• THE REQUEST:
How many of the lines below hold the word "proud"? Answer only with the number.

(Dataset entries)
--
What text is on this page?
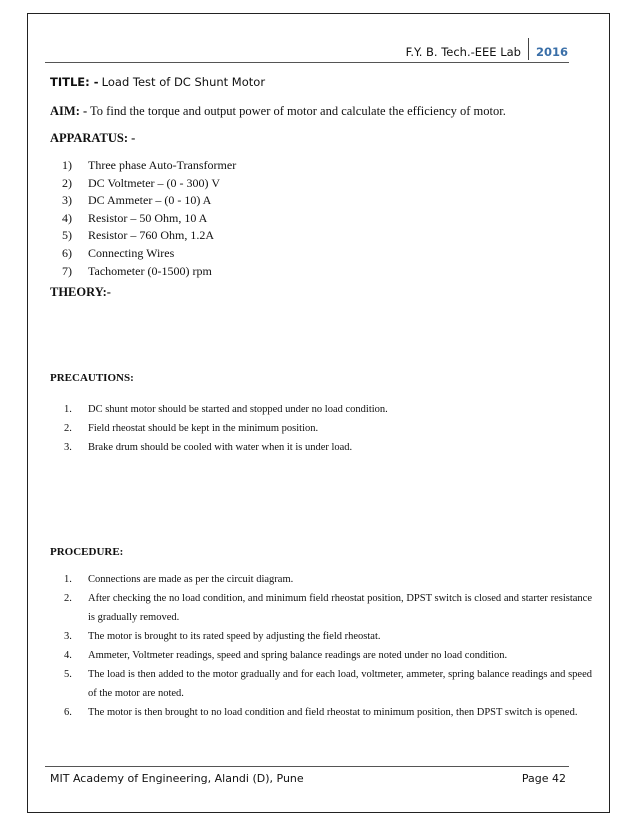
F.Y. B. Tech.-EEE Lab	2016
TITLE: - Load Test of DC Shunt Motor
AIM: - To find the torque and output power of motor and calculate the efficiency of motor.
APPARATUS: -
1)	Three phase Auto-Transformer
2)	DC Voltmeter – (0 - 300) V
3)	DC Ammeter – (0 - 10) A
4)	Resistor – 50 Ohm, 10 A
5)	Resistor – 760 Ohm, 1.2A
6)	Connecting Wires
7)	Tachometer (0-1500) rpm
THEORY:-
PRECAUTIONS:
1.	DC shunt motor should be started and stopped under no load condition.
2.	Field rheostat should be kept in the minimum position.
3.	Brake drum should be cooled with water when it is under load.
PROCEDURE:
1.	Connections are made as per the circuit diagram.
2.	After checking the no load condition, and minimum field rheostat position, DPST switch is closed and starter resistance is gradually removed.
3.	The motor is brought to its rated speed by adjusting the field rheostat.
4.	Ammeter, Voltmeter readings, speed and spring balance readings are noted under no load condition.
5.	The load is then added to the motor gradually and for each load, voltmeter, ammeter, spring balance readings and speed of the motor are noted.
6.	The motor is then brought to no load condition and field rheostat to minimum position, then DPST switch is opened.
MIT Academy of Engineering, Alandi (D), Pune	Page 42
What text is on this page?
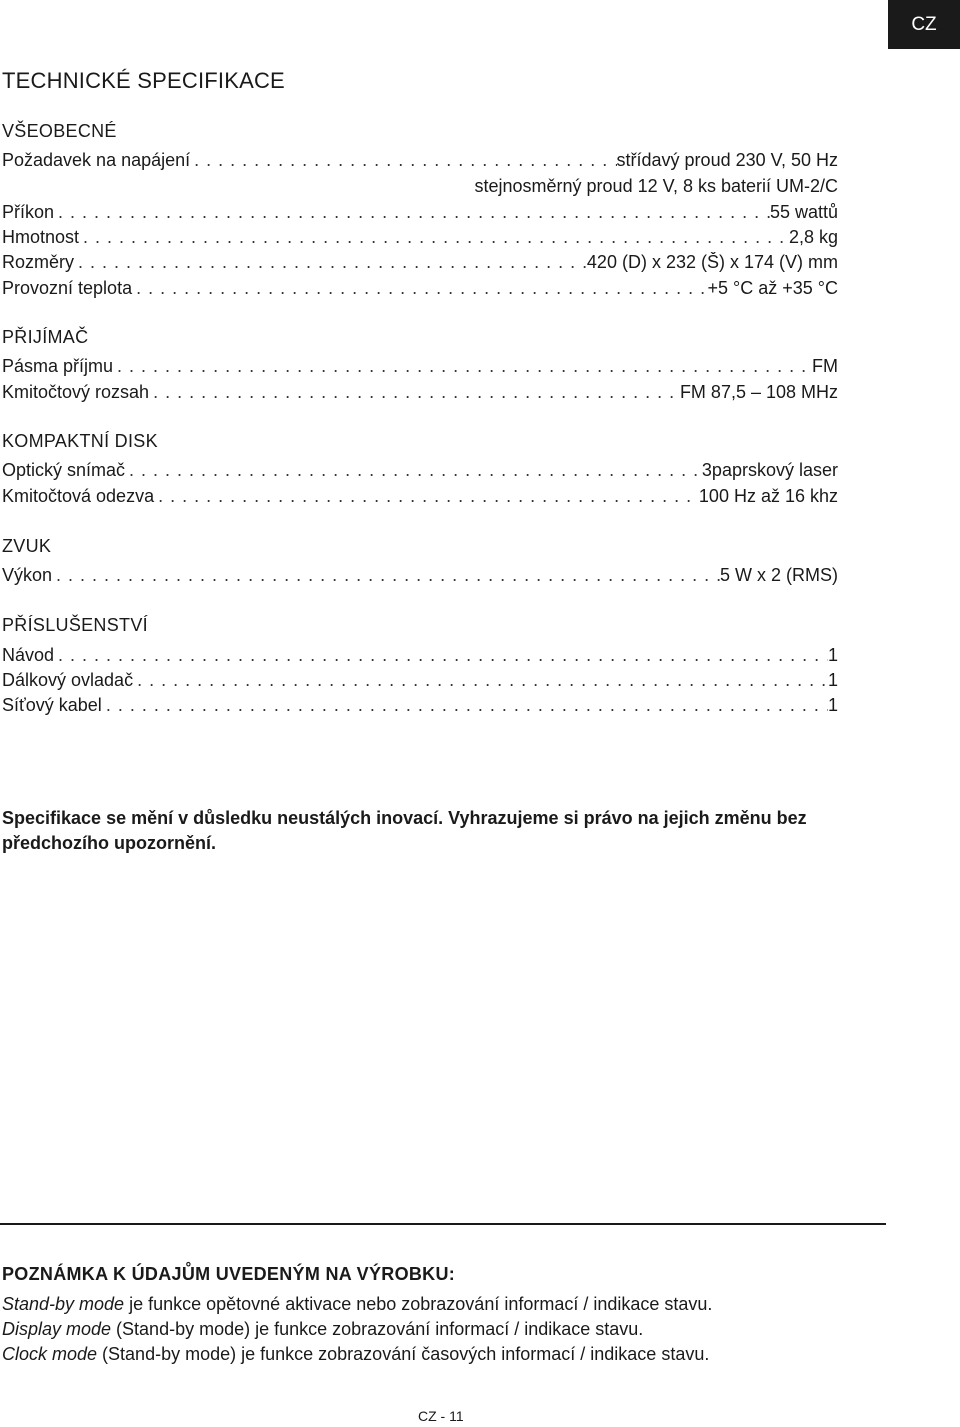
CZ
TECHNICKÉ SPECIFIKACE
VŠEOBECNÉ
Požadavek na napájení . . .	střídavý proud 230 V, 50 Hz
stejnosměrný proud 12 V, 8 ks baterií UM-2/C
Příkon . . .	55 wattů
Hmotnost . . .	2,8 kg
Rozměry . . .	420 (D) x 232 (Š) x 174 (V) mm
Provozní teplota . . .	+5 °C až +35 °C
PŘIJÍMAČ
Pásma příjmu . . .	FM
Kmitočtový rozsah . . .	FM 87,5 – 108 MHz
KOMPAKTNÍ DISK
Optický snímač . . .	3paprskový laser
Kmitočtová odezva . . .	100 Hz až 16 khz
ZVUK
Výkon . . .	5 W x 2 (RMS)
PŘÍSLUŠENSTVÍ
Návod . . .	1
Dálkový ovladač . . .	1
Síťový kabel . . .	1

Specifikace se mění v důsledku neustálých inovací. Vyhrazujeme si právo na jejich změnu bez předchozího upozornění.

POZNÁMKA K ÚDAJŮM UVEDENÝM NA VÝROBKU:

Stand-by mode je funkce opětovné aktivace nebo zobrazování informací / indikace stavu.

Display mode (Stand-by mode) je funkce zobrazování informací / indikace stavu.

Clock mode (Stand-by mode) je funkce zobrazování časových informací / indikace stavu.

CZ - 11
--
• IN RESPONSE:
2